Recorded data:
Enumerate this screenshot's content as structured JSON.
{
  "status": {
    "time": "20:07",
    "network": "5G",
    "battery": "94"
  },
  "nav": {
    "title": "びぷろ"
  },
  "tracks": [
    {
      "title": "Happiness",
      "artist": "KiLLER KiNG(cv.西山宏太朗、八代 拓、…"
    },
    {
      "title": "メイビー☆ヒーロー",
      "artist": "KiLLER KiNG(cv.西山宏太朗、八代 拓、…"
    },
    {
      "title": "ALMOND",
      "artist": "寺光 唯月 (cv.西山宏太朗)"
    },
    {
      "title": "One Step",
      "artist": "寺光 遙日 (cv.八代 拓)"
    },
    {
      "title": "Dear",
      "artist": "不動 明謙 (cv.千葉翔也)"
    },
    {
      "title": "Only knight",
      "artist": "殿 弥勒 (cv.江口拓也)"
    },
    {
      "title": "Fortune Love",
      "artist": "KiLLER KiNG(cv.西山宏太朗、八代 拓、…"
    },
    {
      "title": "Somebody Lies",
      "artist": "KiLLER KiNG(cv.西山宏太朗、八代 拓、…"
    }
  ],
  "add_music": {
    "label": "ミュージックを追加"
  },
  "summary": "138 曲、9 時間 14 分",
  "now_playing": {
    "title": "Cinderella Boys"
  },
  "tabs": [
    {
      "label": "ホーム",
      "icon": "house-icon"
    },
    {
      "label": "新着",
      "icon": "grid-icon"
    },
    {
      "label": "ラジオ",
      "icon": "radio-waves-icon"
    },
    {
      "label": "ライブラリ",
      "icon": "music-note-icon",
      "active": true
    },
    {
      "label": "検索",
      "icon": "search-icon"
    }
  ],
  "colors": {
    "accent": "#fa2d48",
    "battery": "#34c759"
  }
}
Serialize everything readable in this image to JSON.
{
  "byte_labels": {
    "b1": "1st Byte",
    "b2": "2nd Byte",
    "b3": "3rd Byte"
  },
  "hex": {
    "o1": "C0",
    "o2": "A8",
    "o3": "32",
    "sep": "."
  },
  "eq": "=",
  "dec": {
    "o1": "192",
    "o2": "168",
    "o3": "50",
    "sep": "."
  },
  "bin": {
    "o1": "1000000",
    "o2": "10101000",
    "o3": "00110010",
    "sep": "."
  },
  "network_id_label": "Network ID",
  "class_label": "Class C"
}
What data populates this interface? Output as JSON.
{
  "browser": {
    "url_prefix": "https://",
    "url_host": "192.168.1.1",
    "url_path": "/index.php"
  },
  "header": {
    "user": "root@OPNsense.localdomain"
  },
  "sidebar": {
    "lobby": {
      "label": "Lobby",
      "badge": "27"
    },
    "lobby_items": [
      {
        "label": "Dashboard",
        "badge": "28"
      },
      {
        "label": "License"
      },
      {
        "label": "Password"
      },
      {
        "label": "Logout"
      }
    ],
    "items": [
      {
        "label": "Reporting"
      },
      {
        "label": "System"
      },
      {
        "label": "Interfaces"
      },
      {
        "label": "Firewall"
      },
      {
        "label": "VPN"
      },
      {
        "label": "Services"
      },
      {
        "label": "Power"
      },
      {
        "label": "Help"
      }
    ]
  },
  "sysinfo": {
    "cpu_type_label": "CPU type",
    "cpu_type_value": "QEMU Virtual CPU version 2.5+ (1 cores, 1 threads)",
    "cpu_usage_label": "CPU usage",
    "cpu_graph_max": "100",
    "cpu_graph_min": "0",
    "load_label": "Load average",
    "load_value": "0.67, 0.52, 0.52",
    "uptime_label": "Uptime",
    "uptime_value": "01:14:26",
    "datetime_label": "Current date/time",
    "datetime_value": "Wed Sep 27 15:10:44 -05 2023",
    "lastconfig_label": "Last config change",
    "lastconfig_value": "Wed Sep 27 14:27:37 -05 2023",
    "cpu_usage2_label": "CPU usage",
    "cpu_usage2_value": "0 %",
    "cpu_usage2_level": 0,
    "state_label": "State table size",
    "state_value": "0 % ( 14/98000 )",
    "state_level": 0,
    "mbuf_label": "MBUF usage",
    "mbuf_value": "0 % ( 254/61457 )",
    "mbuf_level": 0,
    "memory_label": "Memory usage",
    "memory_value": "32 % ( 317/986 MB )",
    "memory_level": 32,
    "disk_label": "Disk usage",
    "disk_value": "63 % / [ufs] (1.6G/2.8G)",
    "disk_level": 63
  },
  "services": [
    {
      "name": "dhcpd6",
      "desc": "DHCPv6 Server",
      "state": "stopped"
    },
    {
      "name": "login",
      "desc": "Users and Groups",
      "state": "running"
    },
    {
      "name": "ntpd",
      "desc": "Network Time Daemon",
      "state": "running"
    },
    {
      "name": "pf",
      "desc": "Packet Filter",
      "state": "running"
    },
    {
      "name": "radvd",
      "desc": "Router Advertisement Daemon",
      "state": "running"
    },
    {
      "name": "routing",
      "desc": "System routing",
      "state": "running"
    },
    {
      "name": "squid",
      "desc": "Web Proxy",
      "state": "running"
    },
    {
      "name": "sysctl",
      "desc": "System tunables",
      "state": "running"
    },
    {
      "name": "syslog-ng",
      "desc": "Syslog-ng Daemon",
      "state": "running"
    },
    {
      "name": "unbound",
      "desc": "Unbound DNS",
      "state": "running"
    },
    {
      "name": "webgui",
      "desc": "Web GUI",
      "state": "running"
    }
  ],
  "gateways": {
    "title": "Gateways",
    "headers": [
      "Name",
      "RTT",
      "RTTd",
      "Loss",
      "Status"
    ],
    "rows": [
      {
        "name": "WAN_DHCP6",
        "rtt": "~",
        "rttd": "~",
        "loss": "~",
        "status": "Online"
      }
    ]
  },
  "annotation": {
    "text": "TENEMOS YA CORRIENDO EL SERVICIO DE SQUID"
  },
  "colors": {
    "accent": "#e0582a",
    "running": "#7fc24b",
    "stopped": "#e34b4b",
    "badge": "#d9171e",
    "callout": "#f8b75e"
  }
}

- EXERCISE INSTRUCTIONS: Determine how many lines of the entries above carry the string "desc", and give that number alone.

- THE COMPLETED TASK: 11